Instructions to follow: Your answer should be a single number: how many lines in the data below hold the string "dwudziestowiecznych".

Task inputs:
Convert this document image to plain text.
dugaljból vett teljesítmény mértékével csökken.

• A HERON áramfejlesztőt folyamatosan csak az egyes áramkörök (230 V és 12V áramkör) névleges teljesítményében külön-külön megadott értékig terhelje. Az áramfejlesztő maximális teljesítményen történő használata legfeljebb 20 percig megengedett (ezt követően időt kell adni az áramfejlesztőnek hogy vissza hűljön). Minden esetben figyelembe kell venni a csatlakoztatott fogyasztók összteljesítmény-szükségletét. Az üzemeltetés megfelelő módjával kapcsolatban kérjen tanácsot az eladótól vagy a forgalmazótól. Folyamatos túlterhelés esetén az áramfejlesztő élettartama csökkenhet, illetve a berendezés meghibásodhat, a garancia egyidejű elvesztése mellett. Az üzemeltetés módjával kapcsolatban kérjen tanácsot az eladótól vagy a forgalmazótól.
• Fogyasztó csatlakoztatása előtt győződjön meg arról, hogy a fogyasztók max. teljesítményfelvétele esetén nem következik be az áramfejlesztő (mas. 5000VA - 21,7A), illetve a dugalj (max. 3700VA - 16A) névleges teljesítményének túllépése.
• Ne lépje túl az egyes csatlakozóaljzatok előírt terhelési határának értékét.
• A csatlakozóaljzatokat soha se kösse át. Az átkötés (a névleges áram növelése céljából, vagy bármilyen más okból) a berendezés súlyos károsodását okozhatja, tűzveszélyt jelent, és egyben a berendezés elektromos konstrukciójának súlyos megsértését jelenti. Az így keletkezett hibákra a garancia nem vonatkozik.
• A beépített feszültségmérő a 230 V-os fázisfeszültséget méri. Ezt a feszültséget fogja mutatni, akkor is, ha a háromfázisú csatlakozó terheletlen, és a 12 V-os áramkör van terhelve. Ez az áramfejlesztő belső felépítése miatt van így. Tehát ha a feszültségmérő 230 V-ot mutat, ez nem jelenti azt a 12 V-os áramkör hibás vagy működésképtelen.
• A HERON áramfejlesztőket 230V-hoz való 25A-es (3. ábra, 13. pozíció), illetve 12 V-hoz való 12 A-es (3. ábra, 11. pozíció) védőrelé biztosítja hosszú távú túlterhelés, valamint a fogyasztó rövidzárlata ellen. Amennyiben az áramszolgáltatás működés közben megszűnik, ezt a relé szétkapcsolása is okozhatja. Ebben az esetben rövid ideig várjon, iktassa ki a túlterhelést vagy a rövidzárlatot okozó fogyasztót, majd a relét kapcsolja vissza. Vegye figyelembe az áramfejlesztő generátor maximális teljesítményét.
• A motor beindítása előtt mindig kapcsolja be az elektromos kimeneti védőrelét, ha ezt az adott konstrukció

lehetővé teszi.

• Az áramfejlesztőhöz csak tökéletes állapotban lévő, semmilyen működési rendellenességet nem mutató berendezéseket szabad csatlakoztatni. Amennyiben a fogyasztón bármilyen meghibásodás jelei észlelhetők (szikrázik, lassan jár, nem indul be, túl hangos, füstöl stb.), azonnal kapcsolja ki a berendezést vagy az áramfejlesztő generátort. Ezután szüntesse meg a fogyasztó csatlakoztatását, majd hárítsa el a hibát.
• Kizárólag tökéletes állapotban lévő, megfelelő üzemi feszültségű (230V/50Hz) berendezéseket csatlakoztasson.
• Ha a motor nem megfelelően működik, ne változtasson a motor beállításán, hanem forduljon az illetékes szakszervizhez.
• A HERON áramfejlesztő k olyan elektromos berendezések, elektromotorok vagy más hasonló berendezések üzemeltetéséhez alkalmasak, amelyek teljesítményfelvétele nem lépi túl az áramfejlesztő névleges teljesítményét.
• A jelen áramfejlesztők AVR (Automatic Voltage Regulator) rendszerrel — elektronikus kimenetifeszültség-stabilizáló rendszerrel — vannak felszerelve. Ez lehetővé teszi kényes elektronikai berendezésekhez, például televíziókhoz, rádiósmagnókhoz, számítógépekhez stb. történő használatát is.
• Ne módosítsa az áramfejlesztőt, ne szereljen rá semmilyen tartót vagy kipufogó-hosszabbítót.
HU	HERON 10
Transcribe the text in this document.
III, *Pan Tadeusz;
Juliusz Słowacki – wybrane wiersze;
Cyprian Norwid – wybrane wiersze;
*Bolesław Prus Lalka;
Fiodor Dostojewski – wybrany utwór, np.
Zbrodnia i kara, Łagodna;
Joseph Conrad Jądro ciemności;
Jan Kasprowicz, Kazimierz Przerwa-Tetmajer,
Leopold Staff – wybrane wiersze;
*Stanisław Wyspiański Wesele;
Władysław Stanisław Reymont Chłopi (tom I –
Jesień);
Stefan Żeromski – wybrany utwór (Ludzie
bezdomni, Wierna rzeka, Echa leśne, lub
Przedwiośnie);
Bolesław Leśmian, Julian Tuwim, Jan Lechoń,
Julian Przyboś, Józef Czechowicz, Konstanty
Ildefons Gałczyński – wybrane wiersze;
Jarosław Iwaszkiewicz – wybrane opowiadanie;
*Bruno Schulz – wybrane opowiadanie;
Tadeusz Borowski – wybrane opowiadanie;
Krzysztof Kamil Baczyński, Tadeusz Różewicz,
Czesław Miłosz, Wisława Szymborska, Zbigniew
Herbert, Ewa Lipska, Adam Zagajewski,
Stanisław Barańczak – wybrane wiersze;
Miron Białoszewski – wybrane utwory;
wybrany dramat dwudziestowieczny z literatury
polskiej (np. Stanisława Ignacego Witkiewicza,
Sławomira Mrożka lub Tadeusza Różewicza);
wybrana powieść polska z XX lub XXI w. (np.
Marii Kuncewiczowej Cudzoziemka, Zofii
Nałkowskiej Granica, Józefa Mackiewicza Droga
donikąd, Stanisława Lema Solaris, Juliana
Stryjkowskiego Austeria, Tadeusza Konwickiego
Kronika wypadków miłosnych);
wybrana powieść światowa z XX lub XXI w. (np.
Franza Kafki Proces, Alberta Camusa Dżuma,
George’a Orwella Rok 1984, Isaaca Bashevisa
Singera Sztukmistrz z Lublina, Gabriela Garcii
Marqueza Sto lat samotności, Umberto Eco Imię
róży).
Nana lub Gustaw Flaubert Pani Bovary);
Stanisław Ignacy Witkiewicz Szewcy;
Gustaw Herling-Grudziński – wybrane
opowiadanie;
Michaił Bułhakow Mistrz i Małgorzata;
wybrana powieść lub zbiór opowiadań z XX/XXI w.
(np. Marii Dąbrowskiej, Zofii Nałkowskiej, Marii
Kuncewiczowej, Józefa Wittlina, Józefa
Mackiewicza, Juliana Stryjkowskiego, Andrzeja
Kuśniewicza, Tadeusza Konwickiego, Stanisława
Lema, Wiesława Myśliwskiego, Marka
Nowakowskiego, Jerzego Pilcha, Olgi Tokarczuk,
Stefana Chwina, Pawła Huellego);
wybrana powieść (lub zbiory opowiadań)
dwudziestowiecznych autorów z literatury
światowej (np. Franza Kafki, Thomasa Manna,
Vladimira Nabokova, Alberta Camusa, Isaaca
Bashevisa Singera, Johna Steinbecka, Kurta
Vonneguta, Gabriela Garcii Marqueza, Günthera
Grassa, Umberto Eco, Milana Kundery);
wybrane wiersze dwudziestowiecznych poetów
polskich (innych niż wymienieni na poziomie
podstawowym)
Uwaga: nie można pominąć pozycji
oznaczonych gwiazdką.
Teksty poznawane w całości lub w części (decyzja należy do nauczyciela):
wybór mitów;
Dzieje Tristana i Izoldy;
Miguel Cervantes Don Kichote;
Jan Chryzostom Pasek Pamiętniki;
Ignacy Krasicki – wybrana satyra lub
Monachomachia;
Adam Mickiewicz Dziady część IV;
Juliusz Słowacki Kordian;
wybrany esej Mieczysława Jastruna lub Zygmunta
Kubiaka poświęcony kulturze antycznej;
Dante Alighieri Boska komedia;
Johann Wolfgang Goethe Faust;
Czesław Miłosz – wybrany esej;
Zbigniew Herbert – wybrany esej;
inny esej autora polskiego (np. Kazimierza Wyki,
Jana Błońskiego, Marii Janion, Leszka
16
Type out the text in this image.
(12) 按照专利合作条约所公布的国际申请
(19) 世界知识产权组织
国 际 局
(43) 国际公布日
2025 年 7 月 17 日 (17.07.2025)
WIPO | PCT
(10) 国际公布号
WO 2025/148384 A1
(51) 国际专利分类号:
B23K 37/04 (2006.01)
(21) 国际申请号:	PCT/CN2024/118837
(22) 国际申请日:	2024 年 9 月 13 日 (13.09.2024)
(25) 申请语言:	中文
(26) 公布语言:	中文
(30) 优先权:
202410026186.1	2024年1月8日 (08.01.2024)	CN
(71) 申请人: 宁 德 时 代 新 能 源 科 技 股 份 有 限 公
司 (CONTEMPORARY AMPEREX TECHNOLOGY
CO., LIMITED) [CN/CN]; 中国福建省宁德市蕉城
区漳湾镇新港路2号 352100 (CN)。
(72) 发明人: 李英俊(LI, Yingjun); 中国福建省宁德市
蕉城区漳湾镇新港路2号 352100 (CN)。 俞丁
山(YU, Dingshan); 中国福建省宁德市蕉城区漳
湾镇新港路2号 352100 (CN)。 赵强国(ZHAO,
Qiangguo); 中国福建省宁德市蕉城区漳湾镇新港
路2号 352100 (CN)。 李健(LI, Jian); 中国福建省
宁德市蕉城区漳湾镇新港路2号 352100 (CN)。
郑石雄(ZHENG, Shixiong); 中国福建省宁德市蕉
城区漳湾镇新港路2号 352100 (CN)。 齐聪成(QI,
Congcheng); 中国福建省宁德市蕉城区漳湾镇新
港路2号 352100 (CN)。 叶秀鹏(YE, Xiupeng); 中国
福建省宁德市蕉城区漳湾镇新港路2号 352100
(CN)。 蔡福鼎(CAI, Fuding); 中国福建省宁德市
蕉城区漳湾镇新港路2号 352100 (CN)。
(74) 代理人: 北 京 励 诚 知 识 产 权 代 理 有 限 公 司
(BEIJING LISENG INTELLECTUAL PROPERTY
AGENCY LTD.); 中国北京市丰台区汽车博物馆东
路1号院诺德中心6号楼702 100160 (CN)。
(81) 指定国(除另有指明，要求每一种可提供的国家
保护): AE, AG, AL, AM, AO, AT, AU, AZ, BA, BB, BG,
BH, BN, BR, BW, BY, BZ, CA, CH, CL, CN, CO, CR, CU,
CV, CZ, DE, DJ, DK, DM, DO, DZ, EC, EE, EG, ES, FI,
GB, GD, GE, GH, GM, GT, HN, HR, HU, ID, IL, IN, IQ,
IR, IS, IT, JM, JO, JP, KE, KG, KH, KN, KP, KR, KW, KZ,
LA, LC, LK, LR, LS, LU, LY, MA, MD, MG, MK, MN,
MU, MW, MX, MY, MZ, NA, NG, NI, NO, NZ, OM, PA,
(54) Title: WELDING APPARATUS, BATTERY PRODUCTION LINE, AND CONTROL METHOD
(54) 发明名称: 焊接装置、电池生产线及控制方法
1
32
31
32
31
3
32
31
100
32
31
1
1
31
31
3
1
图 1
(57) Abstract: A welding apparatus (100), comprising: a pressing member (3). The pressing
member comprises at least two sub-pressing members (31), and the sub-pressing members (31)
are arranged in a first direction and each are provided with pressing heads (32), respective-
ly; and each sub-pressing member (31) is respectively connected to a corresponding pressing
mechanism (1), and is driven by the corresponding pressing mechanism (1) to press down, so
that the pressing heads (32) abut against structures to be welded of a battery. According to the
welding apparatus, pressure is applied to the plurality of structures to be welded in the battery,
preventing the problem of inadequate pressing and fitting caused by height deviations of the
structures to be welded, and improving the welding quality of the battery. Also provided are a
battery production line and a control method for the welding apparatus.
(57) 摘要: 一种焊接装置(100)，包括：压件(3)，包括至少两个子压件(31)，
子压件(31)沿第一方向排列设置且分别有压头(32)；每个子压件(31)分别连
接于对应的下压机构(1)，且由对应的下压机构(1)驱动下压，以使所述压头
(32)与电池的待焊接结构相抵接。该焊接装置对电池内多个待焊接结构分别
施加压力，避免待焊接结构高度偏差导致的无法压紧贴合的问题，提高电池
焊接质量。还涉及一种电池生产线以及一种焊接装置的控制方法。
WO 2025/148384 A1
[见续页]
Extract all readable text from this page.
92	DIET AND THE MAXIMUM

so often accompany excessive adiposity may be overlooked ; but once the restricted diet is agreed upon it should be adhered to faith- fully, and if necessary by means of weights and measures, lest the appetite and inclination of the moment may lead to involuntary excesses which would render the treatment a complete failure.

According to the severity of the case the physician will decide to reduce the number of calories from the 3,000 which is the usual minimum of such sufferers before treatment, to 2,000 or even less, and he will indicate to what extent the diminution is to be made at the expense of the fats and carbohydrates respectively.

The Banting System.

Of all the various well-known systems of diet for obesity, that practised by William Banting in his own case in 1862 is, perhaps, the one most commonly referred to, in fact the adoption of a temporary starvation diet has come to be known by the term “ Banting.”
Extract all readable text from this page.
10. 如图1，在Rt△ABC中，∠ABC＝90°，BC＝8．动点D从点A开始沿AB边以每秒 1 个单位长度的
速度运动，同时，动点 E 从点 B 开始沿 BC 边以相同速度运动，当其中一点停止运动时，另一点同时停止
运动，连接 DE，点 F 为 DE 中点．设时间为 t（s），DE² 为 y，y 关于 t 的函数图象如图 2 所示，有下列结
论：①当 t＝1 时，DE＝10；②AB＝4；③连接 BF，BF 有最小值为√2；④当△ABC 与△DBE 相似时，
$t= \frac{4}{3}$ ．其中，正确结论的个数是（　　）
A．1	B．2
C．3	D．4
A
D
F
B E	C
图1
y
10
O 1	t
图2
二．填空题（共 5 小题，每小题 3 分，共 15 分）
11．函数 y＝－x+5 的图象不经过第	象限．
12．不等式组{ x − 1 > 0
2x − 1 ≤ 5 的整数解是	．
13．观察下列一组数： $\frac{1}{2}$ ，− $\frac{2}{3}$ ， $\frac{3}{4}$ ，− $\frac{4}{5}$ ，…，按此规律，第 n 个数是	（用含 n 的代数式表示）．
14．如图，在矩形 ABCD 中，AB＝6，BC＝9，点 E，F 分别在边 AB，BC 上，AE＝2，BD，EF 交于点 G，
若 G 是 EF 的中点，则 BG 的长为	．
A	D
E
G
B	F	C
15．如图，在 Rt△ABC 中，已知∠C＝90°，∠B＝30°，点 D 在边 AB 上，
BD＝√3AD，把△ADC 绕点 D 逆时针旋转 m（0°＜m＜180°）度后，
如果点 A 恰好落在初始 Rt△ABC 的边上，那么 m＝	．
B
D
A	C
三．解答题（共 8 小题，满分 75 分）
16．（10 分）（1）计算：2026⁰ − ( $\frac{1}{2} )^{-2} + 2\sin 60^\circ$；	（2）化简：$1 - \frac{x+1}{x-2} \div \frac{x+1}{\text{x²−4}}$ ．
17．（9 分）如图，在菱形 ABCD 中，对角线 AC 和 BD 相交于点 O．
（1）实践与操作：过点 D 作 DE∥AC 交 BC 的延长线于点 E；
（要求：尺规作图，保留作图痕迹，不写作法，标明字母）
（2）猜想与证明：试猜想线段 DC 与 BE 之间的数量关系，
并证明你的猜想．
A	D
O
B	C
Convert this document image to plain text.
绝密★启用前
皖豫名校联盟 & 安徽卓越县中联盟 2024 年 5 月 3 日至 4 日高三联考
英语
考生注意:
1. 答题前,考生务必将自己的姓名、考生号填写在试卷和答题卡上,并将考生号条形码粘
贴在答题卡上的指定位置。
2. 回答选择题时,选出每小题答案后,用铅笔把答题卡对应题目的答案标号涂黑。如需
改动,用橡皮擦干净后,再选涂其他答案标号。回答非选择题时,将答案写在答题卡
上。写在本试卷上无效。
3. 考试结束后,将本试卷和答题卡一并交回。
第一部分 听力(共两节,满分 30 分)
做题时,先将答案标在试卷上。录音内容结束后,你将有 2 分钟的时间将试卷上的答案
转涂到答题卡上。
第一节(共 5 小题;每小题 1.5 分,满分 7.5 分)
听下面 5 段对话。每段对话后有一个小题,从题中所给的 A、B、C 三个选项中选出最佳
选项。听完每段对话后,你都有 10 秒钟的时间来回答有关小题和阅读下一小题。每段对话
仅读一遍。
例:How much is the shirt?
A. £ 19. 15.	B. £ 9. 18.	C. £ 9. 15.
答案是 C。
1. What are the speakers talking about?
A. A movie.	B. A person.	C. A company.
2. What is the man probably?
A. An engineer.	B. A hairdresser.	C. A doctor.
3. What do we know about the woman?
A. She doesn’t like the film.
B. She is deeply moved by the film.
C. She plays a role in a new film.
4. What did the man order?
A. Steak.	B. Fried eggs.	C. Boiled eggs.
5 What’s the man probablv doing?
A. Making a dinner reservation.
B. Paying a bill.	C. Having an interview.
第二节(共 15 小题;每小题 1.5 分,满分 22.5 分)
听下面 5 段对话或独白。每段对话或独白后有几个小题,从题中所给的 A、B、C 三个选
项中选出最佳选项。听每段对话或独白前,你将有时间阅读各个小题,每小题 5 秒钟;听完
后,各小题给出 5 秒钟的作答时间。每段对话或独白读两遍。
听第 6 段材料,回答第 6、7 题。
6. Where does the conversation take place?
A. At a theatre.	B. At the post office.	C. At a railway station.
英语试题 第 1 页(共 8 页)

The answer: 2